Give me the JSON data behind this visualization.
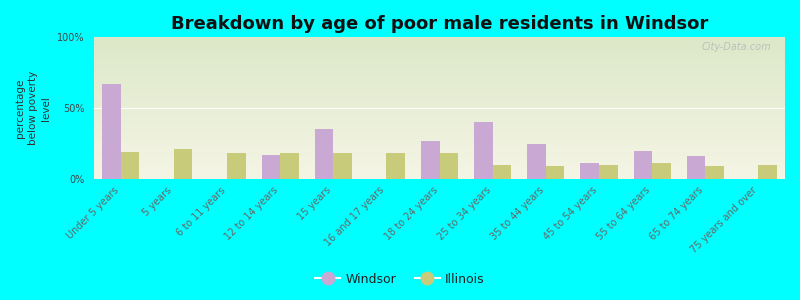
{
  "title": "Breakdown by age of poor male residents in Windsor",
  "ylabel": "percentage\nbelow poverty\nlevel",
  "categories": [
    "Under 5 years",
    "5 years",
    "6 to 11 years",
    "12 to 14 years",
    "15 years",
    "16 and 17 years",
    "18 to 24 years",
    "25 to 34 years",
    "35 to 44 years",
    "45 to 54 years",
    "55 to 64 years",
    "65 to 74 years",
    "75 years and over"
  ],
  "windsor_values": [
    67,
    0,
    0,
    17,
    35,
    0,
    27,
    40,
    25,
    11,
    20,
    16,
    0
  ],
  "illinois_values": [
    19,
    21,
    18,
    18,
    18,
    18,
    18,
    10,
    9,
    10,
    11,
    9,
    10
  ],
  "windsor_color": "#c9a8d4",
  "illinois_color": "#c8cc7a",
  "background_color": "#00ffff",
  "plot_bg_top": "#dce8c8",
  "plot_bg_bottom": "#f5f5e5",
  "yticks": [
    0,
    50,
    100
  ],
  "ytick_labels": [
    "0%",
    "50%",
    "100%"
  ],
  "bar_width": 0.35,
  "title_fontsize": 13,
  "tick_label_fontsize": 7,
  "ylabel_fontsize": 7.5,
  "watermark": "City-Data.com"
}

**SET PROBLEM**
Exclude the images and reproduce the remaining data exactly.

**SOLUTION TO THE EXERCISE**
Give me the JSON data behind this visualization.
{
  "title": "Breakdown by age of poor male residents in Windsor",
  "ylabel": "percentage\nbelow poverty\nlevel",
  "categories": [
    "Under 5 years",
    "5 years",
    "6 to 11 years",
    "12 to 14 years",
    "15 years",
    "16 and 17 years",
    "18 to 24 years",
    "25 to 34 years",
    "35 to 44 years",
    "45 to 54 years",
    "55 to 64 years",
    "65 to 74 years",
    "75 years and over"
  ],
  "windsor_values": [
    67,
    0,
    0,
    17,
    35,
    0,
    27,
    40,
    25,
    11,
    20,
    16,
    0
  ],
  "illinois_values": [
    19,
    21,
    18,
    18,
    18,
    18,
    18,
    10,
    9,
    10,
    11,
    9,
    10
  ],
  "windsor_color": "#c9a8d4",
  "illinois_color": "#c8cc7a",
  "background_color": "#00ffff",
  "plot_bg_top": "#dce8c8",
  "plot_bg_bottom": "#f5f5e5",
  "yticks": [
    0,
    50,
    100
  ],
  "ytick_labels": [
    "0%",
    "50%",
    "100%"
  ],
  "bar_width": 0.35,
  "title_fontsize": 13,
  "tick_label_fontsize": 7,
  "ylabel_fontsize": 7.5,
  "watermark": "City-Data.com"
}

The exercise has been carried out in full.